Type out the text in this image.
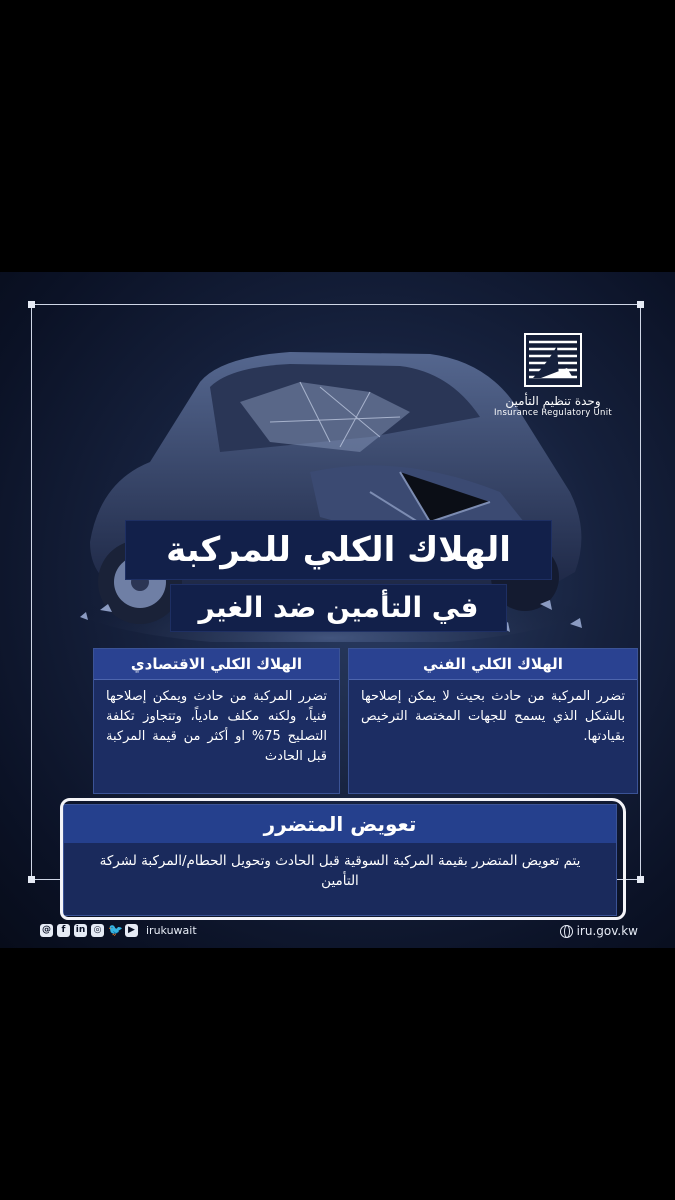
وحدة تنظيم التأمين
Insurance Regulatory Unit
الهلاك الكلي للمركبة
في التأمين ضد الغير
الهلاك الكلي الفني
تضرر المركبة من حادث بحيث لا يمكن إصلاحها بالشكل الذي يسمح للجهات المختصة الترخيص بقيادتها.
الهلاك الكلي الاقتصادي
تضرر المركبة من حادث ويمكن إصلاحها فنياً، ولكنه مكلف مادياً، وتتجاوز تكلفة التصليح 75% او أكثر من قيمة المركبة قبل الحادث
تعويض المتضرر
يتم تعويض المتضرر بقيمة المركبة السوقية قبل الحادث وتحويل الحطام/المركبة لشركة التأمين
@	f	in ◎ 🐦 ▶ irukuwait	iru.gov.kw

------------

* THE EXERCISE
Copy all lines from the material that hold "تعويض".

* ANSWER FOR THIS EXERCISE
تعويض المتضرر
يتم تعويض المتضرر بقيمة المركبة السوقية قبل الحادث وتحويل الحطام/المركبة لشركة التأمين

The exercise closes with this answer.